*Written exercise:*
Find the string "全程网办" in the records. Copy every line it appears in.

[START]

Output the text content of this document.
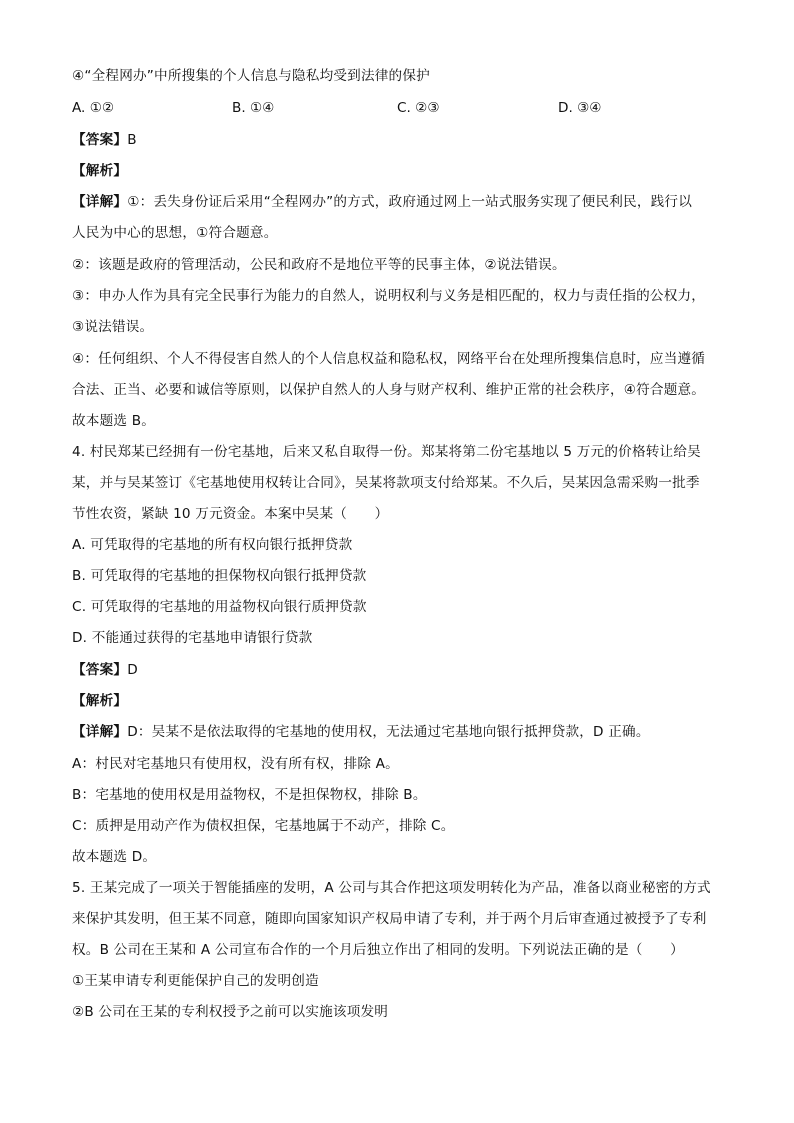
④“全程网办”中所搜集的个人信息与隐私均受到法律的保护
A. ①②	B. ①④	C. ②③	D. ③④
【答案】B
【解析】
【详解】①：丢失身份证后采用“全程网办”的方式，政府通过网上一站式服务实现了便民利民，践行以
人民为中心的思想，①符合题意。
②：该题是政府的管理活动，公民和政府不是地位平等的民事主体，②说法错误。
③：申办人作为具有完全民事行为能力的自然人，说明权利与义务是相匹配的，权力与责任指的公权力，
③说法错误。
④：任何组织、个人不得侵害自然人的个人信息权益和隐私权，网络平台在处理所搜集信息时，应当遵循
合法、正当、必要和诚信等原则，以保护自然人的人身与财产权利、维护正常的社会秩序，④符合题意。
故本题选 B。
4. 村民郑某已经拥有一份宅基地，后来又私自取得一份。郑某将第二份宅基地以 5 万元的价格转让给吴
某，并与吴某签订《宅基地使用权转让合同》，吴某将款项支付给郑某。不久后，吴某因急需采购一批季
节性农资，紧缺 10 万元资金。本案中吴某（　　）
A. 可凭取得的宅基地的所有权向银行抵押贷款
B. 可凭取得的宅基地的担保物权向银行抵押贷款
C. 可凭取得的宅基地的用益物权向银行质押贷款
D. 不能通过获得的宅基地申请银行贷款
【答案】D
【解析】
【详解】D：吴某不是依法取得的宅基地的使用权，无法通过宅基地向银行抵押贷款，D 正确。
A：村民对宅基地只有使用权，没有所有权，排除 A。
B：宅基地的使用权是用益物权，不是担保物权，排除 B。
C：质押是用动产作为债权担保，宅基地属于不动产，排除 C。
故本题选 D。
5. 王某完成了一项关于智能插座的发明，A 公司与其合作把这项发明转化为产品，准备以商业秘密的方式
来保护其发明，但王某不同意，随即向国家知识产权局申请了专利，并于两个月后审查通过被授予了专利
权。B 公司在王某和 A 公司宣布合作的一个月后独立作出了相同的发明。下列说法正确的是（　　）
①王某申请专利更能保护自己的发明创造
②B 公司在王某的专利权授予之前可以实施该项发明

[END]

*Answer in full:*
④“全程网办”中所搜集的个人信息与隐私均受到法律的保护
【详解】①：丢失身份证后采用“全程网办”的方式，政府通过网上一站式服务实现了便民利民，践行以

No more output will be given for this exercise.